Return every entry exactly as written.

begin Record extracts

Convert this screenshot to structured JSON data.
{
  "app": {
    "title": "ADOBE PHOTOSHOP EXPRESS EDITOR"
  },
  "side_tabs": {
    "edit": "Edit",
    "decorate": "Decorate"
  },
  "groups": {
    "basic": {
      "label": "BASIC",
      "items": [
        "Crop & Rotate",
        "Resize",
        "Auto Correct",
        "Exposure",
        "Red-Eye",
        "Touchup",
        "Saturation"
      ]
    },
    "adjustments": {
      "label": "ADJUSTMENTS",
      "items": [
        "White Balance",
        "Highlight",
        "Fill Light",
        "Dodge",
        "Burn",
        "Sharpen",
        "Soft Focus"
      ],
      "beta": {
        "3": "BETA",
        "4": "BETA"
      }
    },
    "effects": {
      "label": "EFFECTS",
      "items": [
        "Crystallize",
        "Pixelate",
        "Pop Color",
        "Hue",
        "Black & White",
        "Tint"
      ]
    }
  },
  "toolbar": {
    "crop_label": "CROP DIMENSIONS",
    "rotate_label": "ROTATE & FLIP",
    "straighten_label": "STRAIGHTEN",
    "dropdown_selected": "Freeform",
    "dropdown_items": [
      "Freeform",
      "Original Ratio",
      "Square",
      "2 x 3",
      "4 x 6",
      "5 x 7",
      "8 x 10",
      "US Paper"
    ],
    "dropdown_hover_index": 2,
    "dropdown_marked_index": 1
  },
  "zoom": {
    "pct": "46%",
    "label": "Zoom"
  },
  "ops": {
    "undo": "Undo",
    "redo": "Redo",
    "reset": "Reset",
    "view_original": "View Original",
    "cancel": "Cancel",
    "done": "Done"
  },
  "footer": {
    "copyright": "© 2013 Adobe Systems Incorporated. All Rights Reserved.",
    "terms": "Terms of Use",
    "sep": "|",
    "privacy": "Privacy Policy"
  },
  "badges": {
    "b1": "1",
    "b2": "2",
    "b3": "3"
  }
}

end Record extracts

**Solution for this exercise**
Convert this screenshot to structured JSON data.
{
  "app": {
    "title": "ADOBE PHOTOSHOP EXPRESS EDITOR"
  },
  "side_tabs": {
    "edit": "Edit",
    "decorate": "Decorate"
  },
  "groups": {
    "basic": {
      "label": "BASIC",
      "items": [
        "Crop & Rotate",
        "Resize",
        "Auto Correct",
        "Exposure",
        "Red-Eye",
        "Touchup",
        "Saturation"
      ]
    },
    "adjustments": {
      "label": "ADJUSTMENTS",
      "items": [
        "White Balance",
        "Highlight",
        "Fill Light",
        "Dodge",
        "Burn",
        "Sharpen",
        "Soft Focus"
      ],
      "beta": {
        "3": "BETA",
        "4": "BETA"
      }
    },
    "effects": {
      "label": "EFFECTS",
      "items": [
        "Crystallize",
        "Pixelate",
        "Pop Color",
        "Hue",
        "Black & White",
        "Tint"
      ]
    }
  },
  "toolbar": {
    "crop_label": "CROP DIMENSIONS",
    "rotate_label": "ROTATE & FLIP",
    "straighten_label": "STRAIGHTEN",
    "dropdown_selected": "Freeform",
    "dropdown_items": [
      "Freeform",
      "Original Ratio",
      "Square",
      "2 x 3",
      "4 x 6",
      "5 x 7",
      "8 x 10",
      "US Paper"
    ],
    "dropdown_hover_index": 2,
    "dropdown_marked_index": 1
  },
  "zoom": {
    "pct": "46%",
    "label": "Zoom"
  },
  "ops": {
    "undo": "Undo",
    "redo": "Redo",
    "reset": "Reset",
    "view_original": "View Original",
    "cancel": "Cancel",
    "done": "Done"
  },
  "footer": {
    "copyright": "© 2013 Adobe Systems Incorporated. All Rights Reserved.",
    "terms": "Terms of Use",
    "sep": "|",
    "privacy": "Privacy Policy"
  },
  "badges": {
    "b1": "1",
    "b2": "2",
    "b3": "3"
  }
}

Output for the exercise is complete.